## CONSIGNE
Recopiez à l'identique toutes les lignes des items ci-dessous, sans en modifier l'ordre ni le contenu.

Annotations des cadres d'éléments:
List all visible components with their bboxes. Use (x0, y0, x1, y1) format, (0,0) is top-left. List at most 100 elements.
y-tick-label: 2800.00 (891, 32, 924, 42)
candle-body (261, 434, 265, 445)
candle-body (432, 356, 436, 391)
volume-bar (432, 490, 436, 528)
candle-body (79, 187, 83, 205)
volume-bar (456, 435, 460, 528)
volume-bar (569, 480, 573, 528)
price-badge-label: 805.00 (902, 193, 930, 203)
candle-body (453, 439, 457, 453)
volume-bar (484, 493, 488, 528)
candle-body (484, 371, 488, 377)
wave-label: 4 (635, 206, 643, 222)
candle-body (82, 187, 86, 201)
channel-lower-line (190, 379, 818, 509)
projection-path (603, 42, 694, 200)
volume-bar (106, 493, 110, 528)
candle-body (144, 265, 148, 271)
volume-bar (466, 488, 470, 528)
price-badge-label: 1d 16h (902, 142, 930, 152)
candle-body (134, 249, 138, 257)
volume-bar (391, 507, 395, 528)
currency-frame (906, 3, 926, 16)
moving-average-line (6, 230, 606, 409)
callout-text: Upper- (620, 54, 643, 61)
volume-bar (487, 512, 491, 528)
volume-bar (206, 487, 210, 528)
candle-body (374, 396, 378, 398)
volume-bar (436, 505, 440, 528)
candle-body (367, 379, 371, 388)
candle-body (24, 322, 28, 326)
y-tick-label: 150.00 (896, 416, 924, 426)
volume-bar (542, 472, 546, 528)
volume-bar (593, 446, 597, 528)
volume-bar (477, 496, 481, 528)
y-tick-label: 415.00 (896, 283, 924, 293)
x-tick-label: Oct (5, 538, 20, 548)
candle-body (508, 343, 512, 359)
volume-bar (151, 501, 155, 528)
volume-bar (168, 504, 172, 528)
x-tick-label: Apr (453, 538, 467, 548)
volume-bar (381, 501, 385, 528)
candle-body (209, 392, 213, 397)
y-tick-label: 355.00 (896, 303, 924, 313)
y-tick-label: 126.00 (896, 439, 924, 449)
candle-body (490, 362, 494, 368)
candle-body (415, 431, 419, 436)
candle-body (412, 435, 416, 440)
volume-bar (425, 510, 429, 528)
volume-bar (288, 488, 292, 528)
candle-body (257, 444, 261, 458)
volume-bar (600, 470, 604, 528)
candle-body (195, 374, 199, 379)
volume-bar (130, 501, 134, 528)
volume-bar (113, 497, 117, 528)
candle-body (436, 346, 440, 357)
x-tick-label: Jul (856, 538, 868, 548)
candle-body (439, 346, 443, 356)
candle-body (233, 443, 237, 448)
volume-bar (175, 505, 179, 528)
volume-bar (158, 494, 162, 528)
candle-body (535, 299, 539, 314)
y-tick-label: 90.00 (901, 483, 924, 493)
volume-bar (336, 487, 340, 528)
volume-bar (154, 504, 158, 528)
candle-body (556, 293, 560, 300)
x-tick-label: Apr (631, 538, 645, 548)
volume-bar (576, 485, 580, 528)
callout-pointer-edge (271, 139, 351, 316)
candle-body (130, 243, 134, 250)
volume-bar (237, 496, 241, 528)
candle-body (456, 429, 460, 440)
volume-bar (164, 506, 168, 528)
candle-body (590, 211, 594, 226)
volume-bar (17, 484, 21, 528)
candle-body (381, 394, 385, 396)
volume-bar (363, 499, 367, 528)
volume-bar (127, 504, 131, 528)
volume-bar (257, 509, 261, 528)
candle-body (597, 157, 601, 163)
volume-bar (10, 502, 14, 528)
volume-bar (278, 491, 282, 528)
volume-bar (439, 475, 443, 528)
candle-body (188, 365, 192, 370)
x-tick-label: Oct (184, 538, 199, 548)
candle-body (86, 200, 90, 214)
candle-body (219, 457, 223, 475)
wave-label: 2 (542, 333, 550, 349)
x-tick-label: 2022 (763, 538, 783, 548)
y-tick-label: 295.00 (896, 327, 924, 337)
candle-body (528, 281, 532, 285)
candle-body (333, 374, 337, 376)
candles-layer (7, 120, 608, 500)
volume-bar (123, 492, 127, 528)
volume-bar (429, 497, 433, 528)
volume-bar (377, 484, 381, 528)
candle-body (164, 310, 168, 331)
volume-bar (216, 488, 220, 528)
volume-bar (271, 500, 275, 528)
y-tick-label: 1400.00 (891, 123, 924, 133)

## RÉPONSE
List all visible components with their bboxes. Use (x0, y0, x1, y1) format, (0,0) is top-left. List at most 100 elements.
y-tick-label: 2800.00 (891, 32, 924, 42)
candle-body (261, 434, 265, 445)
candle-body (432, 356, 436, 391)
volume-bar (432, 490, 436, 528)
candle-body (79, 187, 83, 205)
volume-bar (456, 435, 460, 528)
volume-bar (569, 480, 573, 528)
price-badge-label: 805.00 (902, 193, 930, 203)
candle-body (453, 439, 457, 453)
volume-bar (484, 493, 488, 528)
candle-body (484, 371, 488, 377)
wave-label: 4 (635, 206, 643, 222)
candle-body (82, 187, 86, 201)
channel-lower-line (190, 379, 818, 509)
projection-path (603, 42, 694, 200)
volume-bar (106, 493, 110, 528)
candle-body (144, 265, 148, 271)
volume-bar (466, 488, 470, 528)
price-badge-label: 1d 16h (902, 142, 930, 152)
candle-body (134, 249, 138, 257)
volume-bar (391, 507, 395, 528)
currency-frame (906, 3, 926, 16)
moving-average-line (6, 230, 606, 409)
callout-text: Upper- (620, 54, 643, 61)
volume-bar (487, 512, 491, 528)
volume-bar (206, 487, 210, 528)
candle-body (374, 396, 378, 398)
volume-bar (436, 505, 440, 528)
candle-body (367, 379, 371, 388)
candle-body (24, 322, 28, 326)
y-tick-label: 150.00 (896, 416, 924, 426)
volume-bar (542, 472, 546, 528)
volume-bar (593, 446, 597, 528)
volume-bar (477, 496, 481, 528)
y-tick-label: 415.00 (896, 283, 924, 293)
x-tick-label: Oct (5, 538, 20, 548)
candle-body (508, 343, 512, 359)
volume-bar (151, 501, 155, 528)
volume-bar (168, 504, 172, 528)
x-tick-label: Apr (453, 538, 467, 548)
volume-bar (381, 501, 385, 528)
candle-body (209, 392, 213, 397)
y-tick-label: 355.00 (896, 303, 924, 313)
y-tick-label: 126.00 (896, 439, 924, 449)
candle-body (490, 362, 494, 368)
candle-body (415, 431, 419, 436)
candle-body (412, 435, 416, 440)
volume-bar (425, 510, 429, 528)
volume-bar (288, 488, 292, 528)
candle-body (257, 444, 261, 458)
volume-bar (600, 470, 604, 528)
candle-body (195, 374, 199, 379)
volume-bar (130, 501, 134, 528)
volume-bar (113, 497, 117, 528)
candle-body (436, 346, 440, 357)
x-tick-label: Jul (856, 538, 868, 548)
candle-body (439, 346, 443, 356)
candle-body (233, 443, 237, 448)
volume-bar (175, 505, 179, 528)
volume-bar (158, 494, 162, 528)
candle-body (535, 299, 539, 314)
y-tick-label: 90.00 (901, 483, 924, 493)
volume-bar (336, 487, 340, 528)
volume-bar (154, 504, 158, 528)
candle-body (556, 293, 560, 300)
x-tick-label: Apr (631, 538, 645, 548)
volume-bar (576, 485, 580, 528)
callout-pointer-edge (271, 139, 351, 316)
candle-body (130, 243, 134, 250)
volume-bar (237, 496, 241, 528)
candle-body (456, 429, 460, 440)
volume-bar (164, 506, 168, 528)
candle-body (590, 211, 594, 226)
volume-bar (17, 484, 21, 528)
candle-body (381, 394, 385, 396)
volume-bar (363, 499, 367, 528)
volume-bar (127, 504, 131, 528)
volume-bar (257, 509, 261, 528)
candle-body (597, 157, 601, 163)
volume-bar (10, 502, 14, 528)
volume-bar (278, 491, 282, 528)
volume-bar (439, 475, 443, 528)
candle-body (188, 365, 192, 370)
x-tick-label: Oct (184, 538, 199, 548)
candle-body (86, 200, 90, 214)
candle-body (219, 457, 223, 475)
wave-label: 2 (542, 333, 550, 349)
x-tick-label: 2022 (763, 538, 783, 548)
y-tick-label: 295.00 (896, 327, 924, 337)
candle-body (528, 281, 532, 285)
candle-body (333, 374, 337, 376)
candles-layer (7, 120, 608, 500)
volume-bar (123, 492, 127, 528)
volume-bar (429, 497, 433, 528)
volume-bar (377, 484, 381, 528)
candle-body (164, 310, 168, 331)
volume-bar (216, 488, 220, 528)
volume-bar (271, 500, 275, 528)
y-tick-label: 1400.00 (891, 123, 924, 133)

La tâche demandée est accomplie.